§ **TASK INSTRUCTIONS**
Print the entries below in their entirety, exactly as they are written.
** BEGIN **
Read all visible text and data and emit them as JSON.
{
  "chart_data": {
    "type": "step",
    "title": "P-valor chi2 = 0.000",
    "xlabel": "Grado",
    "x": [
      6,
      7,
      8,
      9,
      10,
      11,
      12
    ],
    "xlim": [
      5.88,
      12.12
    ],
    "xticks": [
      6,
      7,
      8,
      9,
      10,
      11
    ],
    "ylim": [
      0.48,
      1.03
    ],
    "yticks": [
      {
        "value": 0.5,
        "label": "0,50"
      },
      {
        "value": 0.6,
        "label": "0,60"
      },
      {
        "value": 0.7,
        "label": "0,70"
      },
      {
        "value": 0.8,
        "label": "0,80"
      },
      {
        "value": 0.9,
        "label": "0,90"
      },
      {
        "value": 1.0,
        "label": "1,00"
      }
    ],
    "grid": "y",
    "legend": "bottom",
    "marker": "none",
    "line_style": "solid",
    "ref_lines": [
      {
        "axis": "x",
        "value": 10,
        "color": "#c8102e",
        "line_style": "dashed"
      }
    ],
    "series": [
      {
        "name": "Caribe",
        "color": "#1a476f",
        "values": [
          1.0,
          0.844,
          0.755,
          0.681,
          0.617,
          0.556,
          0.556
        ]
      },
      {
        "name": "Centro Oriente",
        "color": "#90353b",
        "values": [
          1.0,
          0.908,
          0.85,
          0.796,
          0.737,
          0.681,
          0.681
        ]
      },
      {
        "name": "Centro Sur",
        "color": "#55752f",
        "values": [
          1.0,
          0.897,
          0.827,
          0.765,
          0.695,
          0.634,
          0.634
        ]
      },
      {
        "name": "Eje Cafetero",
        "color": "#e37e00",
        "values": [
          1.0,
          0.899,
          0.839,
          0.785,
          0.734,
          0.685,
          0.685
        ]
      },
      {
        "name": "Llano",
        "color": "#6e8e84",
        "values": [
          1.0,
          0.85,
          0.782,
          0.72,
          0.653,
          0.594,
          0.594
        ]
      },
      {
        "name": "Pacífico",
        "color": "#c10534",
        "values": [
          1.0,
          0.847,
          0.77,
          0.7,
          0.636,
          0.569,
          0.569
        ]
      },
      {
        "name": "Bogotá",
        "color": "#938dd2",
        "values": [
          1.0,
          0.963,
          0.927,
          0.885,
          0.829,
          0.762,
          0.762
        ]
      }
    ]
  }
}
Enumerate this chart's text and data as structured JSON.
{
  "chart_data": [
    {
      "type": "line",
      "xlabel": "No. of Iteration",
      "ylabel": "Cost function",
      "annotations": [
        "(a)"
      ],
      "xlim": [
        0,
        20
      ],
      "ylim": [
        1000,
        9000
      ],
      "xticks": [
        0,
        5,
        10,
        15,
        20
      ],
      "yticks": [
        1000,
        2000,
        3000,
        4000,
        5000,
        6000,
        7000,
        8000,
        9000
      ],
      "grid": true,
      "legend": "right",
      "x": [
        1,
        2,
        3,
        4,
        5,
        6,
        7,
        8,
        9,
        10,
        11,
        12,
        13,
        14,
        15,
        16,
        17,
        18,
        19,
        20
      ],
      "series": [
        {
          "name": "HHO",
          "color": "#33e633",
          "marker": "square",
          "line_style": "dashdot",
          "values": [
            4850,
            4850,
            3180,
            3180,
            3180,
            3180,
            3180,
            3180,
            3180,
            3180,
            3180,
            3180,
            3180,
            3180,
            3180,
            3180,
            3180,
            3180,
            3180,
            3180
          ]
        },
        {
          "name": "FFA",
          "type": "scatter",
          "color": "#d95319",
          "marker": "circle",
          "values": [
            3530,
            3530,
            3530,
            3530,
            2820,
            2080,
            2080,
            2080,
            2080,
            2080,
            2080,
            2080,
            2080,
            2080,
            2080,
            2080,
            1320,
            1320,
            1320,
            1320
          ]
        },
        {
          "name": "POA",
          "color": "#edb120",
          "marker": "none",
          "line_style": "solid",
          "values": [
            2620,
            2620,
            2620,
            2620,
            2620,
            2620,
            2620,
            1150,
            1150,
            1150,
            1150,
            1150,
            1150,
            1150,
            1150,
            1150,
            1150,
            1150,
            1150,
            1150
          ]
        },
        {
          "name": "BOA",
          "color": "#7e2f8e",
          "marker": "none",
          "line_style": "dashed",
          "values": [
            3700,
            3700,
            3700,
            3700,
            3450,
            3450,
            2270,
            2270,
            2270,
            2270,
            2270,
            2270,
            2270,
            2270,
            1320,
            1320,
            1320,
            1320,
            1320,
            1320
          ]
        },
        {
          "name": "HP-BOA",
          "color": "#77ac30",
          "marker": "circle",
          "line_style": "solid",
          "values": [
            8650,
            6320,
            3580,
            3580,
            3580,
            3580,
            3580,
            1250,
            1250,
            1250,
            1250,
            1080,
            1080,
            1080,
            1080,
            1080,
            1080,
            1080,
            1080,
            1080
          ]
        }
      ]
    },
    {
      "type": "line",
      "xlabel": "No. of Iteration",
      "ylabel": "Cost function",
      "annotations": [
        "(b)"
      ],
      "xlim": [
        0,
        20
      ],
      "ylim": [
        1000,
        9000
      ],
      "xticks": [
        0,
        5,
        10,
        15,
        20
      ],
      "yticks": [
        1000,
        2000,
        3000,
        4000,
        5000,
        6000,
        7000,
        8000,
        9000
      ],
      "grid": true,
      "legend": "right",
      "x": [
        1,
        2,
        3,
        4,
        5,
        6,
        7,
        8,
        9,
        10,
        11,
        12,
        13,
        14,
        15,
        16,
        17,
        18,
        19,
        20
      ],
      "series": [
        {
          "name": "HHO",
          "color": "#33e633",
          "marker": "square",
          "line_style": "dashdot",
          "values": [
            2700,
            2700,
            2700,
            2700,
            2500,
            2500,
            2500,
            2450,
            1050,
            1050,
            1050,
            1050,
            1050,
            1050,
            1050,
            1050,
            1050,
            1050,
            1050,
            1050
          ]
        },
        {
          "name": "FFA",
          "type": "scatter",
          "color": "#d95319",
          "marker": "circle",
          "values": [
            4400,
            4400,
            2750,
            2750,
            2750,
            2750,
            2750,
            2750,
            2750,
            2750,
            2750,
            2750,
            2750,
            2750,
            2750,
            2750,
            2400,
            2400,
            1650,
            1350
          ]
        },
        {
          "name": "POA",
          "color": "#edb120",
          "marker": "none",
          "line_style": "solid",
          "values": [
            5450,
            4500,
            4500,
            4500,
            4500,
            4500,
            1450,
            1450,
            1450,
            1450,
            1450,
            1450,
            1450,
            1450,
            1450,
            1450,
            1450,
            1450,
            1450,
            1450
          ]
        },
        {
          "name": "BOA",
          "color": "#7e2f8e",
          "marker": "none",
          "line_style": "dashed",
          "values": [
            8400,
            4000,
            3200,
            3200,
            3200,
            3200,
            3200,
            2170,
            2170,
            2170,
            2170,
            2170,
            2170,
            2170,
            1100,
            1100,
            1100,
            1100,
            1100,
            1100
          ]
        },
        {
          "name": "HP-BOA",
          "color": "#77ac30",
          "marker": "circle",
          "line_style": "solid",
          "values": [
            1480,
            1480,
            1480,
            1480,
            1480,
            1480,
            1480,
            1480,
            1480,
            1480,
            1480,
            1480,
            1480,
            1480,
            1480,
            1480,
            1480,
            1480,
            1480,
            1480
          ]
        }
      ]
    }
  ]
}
** END **
§ **EXERCISE SOLUTION**
Read all visible text and data and emit them as JSON.
{
  "chart_data": {
    "type": "step",
    "title": "P-valor chi2 = 0.000",
    "xlabel": "Grado",
    "x": [
      6,
      7,
      8,
      9,
      10,
      11,
      12
    ],
    "xlim": [
      5.88,
      12.12
    ],
    "xticks": [
      6,
      7,
      8,
      9,
      10,
      11
    ],
    "ylim": [
      0.48,
      1.03
    ],
    "yticks": [
      {
        "value": 0.5,
        "label": "0,50"
      },
      {
        "value": 0.6,
        "label": "0,60"
      },
      {
        "value": 0.7,
        "label": "0,70"
      },
      {
        "value": 0.8,
        "label": "0,80"
      },
      {
        "value": 0.9,
        "label": "0,90"
      },
      {
        "value": 1.0,
        "label": "1,00"
      }
    ],
    "grid": "y",
    "legend": "bottom",
    "marker": "none",
    "line_style": "solid",
    "ref_lines": [
      {
        "axis": "x",
        "value": 10,
        "color": "#c8102e",
        "line_style": "dashed"
      }
    ],
    "series": [
      {
        "name": "Caribe",
        "color": "#1a476f",
        "values": [
          1.0,
          0.844,
          0.755,
          0.681,
          0.617,
          0.556,
          0.556
        ]
      },
      {
        "name": "Centro Oriente",
        "color": "#90353b",
        "values": [
          1.0,
          0.908,
          0.85,
          0.796,
          0.737,
          0.681,
          0.681
        ]
      },
      {
        "name": "Centro Sur",
        "color": "#55752f",
        "values": [
          1.0,
          0.897,
          0.827,
          0.765,
          0.695,
          0.634,
          0.634
        ]
      },
      {
        "name": "Eje Cafetero",
        "color": "#e37e00",
        "values": [
          1.0,
          0.899,
          0.839,
          0.785,
          0.734,
          0.685,
          0.685
        ]
      },
      {
        "name": "Llano",
        "color": "#6e8e84",
        "values": [
          1.0,
          0.85,
          0.782,
          0.72,
          0.653,
          0.594,
          0.594
        ]
      },
      {
        "name": "Pacífico",
        "color": "#c10534",
        "values": [
          1.0,
          0.847,
          0.77,
          0.7,
          0.636,
          0.569,
          0.569
        ]
      },
      {
        "name": "Bogotá",
        "color": "#938dd2",
        "values": [
          1.0,
          0.963,
          0.927,
          0.885,
          0.829,
          0.762,
          0.762
        ]
      }
    ]
  }
}
Enumerate this chart's text and data as structured JSON.
{
  "chart_data": [
    {
      "type": "line",
      "xlabel": "No. of Iteration",
      "ylabel": "Cost function",
      "annotations": [
        "(a)"
      ],
      "xlim": [
        0,
        20
      ],
      "ylim": [
        1000,
        9000
      ],
      "xticks": [
        0,
        5,
        10,
        15,
        20
      ],
      "yticks": [
        1000,
        2000,
        3000,
        4000,
        5000,
        6000,
        7000,
        8000,
        9000
      ],
      "grid": true,
      "legend": "right",
      "x": [
        1,
        2,
        3,
        4,
        5,
        6,
        7,
        8,
        9,
        10,
        11,
        12,
        13,
        14,
        15,
        16,
        17,
        18,
        19,
        20
      ],
      "series": [
        {
          "name": "HHO",
          "color": "#33e633",
          "marker": "square",
          "line_style": "dashdot",
          "values": [
            4850,
            4850,
            3180,
            3180,
            3180,
            3180,
            3180,
            3180,
            3180,
            3180,
            3180,
            3180,
            3180,
            3180,
            3180,
            3180,
            3180,
            3180,
            3180,
            3180
          ]
        },
        {
          "name": "FFA",
          "type": "scatter",
          "color": "#d95319",
          "marker": "circle",
          "values": [
            3530,
            3530,
            3530,
            3530,
            2820,
            2080,
            2080,
            2080,
            2080,
            2080,
            2080,
            2080,
            2080,
            2080,
            2080,
            2080,
            1320,
            1320,
            1320,
            1320
          ]
        },
        {
          "name": "POA",
          "color": "#edb120",
          "marker": "none",
          "line_style": "solid",
          "values": [
            2620,
            2620,
            2620,
            2620,
            2620,
            2620,
            2620,
            1150,
            1150,
            1150,
            1150,
            1150,
            1150,
            1150,
            1150,
            1150,
            1150,
            1150,
            1150,
            1150
          ]
        },
        {
          "name": "BOA",
          "color": "#7e2f8e",
          "marker": "none",
          "line_style": "dashed",
          "values": [
            3700,
            3700,
            3700,
            3700,
            3450,
            3450,
            2270,
            2270,
            2270,
            2270,
            2270,
            2270,
            2270,
            2270,
            1320,
            1320,
            1320,
            1320,
            1320,
            1320
          ]
        },
        {
          "name": "HP-BOA",
          "color": "#77ac30",
          "marker": "circle",
          "line_style": "solid",
          "values": [
            8650,
            6320,
            3580,
            3580,
            3580,
            3580,
            3580,
            1250,
            1250,
            1250,
            1250,
            1080,
            1080,
            1080,
            1080,
            1080,
            1080,
            1080,
            1080,
            1080
          ]
        }
      ]
    },
    {
      "type": "line",
      "xlabel": "No. of Iteration",
      "ylabel": "Cost function",
      "annotations": [
        "(b)"
      ],
      "xlim": [
        0,
        20
      ],
      "ylim": [
        1000,
        9000
      ],
      "xticks": [
        0,
        5,
        10,
        15,
        20
      ],
      "yticks": [
        1000,
        2000,
        3000,
        4000,
        5000,
        6000,
        7000,
        8000,
        9000
      ],
      "grid": true,
      "legend": "right",
      "x": [
        1,
        2,
        3,
        4,
        5,
        6,
        7,
        8,
        9,
        10,
        11,
        12,
        13,
        14,
        15,
        16,
        17,
        18,
        19,
        20
      ],
      "series": [
        {
          "name": "HHO",
          "color": "#33e633",
          "marker": "square",
          "line_style": "dashdot",
          "values": [
            2700,
            2700,
            2700,
            2700,
            2500,
            2500,
            2500,
            2450,
            1050,
            1050,
            1050,
            1050,
            1050,
            1050,
            1050,
            1050,
            1050,
            1050,
            1050,
            1050
          ]
        },
        {
          "name": "FFA",
          "type": "scatter",
          "color": "#d95319",
          "marker": "circle",
          "values": [
            4400,
            4400,
            2750,
            2750,
            2750,
            2750,
            2750,
            2750,
            2750,
            2750,
            2750,
            2750,
            2750,
            2750,
            2750,
            2750,
            2400,
            2400,
            1650,
            1350
          ]
        },
        {
          "name": "POA",
          "color": "#edb120",
          "marker": "none",
          "line_style": "solid",
          "values": [
            5450,
            4500,
            4500,
            4500,
            4500,
            4500,
            1450,
            1450,
            1450,
            1450,
            1450,
            1450,
            1450,
            1450,
            1450,
            1450,
            1450,
            1450,
            1450,
            1450
          ]
        },
        {
          "name": "BOA",
          "color": "#7e2f8e",
          "marker": "none",
          "line_style": "dashed",
          "values": [
            8400,
            4000,
            3200,
            3200,
            3200,
            3200,
            3200,
            2170,
            2170,
            2170,
            2170,
            2170,
            2170,
            2170,
            1100,
            1100,
            1100,
            1100,
            1100,
            1100
          ]
        },
        {
          "name": "HP-BOA",
          "color": "#77ac30",
          "marker": "circle",
          "line_style": "solid",
          "values": [
            1480,
            1480,
            1480,
            1480,
            1480,
            1480,
            1480,
            1480,
            1480,
            1480,
            1480,
            1480,
            1480,
            1480,
            1480,
            1480,
            1480,
            1480,
            1480,
            1480
          ]
        }
      ]
    }
  ]
}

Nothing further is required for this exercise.